### The request
From the entries that follow, list every line in which the string "having" appears.

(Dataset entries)
╭──
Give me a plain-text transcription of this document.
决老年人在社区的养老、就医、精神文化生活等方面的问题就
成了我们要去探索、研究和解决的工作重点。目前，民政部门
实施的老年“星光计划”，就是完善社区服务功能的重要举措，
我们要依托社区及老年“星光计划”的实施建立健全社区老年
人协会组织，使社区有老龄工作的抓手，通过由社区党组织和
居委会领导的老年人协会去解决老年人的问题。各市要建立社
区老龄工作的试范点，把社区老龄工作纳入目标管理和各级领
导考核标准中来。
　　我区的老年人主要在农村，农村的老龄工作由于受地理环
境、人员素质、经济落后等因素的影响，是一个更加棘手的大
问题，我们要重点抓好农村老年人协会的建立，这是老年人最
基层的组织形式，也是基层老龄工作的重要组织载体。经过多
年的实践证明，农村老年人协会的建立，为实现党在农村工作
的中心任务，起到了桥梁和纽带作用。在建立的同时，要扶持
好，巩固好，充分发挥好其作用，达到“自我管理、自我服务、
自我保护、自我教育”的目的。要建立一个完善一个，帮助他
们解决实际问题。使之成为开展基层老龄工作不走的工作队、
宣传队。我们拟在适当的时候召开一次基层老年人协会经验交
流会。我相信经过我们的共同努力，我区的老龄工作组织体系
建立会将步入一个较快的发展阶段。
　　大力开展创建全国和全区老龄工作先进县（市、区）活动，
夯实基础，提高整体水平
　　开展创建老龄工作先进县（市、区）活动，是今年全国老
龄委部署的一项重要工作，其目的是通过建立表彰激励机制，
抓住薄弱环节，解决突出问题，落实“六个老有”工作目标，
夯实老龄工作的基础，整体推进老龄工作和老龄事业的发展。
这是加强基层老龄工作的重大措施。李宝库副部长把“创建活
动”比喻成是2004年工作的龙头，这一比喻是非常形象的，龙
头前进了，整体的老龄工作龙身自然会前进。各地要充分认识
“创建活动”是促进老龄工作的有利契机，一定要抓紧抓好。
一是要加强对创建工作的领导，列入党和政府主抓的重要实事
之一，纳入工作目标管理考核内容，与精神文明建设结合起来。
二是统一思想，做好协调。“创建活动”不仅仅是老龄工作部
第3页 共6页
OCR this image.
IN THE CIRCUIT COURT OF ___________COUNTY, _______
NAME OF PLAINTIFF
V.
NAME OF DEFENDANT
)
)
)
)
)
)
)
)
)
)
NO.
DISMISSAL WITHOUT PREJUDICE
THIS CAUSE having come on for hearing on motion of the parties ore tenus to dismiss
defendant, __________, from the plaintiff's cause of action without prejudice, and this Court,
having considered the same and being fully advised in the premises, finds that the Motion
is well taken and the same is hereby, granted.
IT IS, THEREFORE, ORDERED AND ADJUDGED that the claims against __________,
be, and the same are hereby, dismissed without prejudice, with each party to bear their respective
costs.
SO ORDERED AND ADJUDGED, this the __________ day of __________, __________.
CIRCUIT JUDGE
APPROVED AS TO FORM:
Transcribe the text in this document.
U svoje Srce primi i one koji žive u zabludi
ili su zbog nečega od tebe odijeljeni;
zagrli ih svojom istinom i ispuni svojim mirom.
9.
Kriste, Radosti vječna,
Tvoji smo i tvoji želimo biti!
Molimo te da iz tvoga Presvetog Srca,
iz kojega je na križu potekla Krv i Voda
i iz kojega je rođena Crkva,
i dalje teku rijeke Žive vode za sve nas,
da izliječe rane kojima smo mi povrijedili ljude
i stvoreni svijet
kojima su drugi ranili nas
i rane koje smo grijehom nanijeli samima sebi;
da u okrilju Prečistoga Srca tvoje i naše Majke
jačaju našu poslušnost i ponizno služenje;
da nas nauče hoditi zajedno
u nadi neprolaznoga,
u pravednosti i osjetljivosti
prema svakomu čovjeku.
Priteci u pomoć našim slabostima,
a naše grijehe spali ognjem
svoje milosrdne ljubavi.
╰──
### Written reply
THIS CAUSE having come on for hearing on motion of the parties ore tenus to dismiss
having considered the same and being fully advised in the premises, finds that the Motion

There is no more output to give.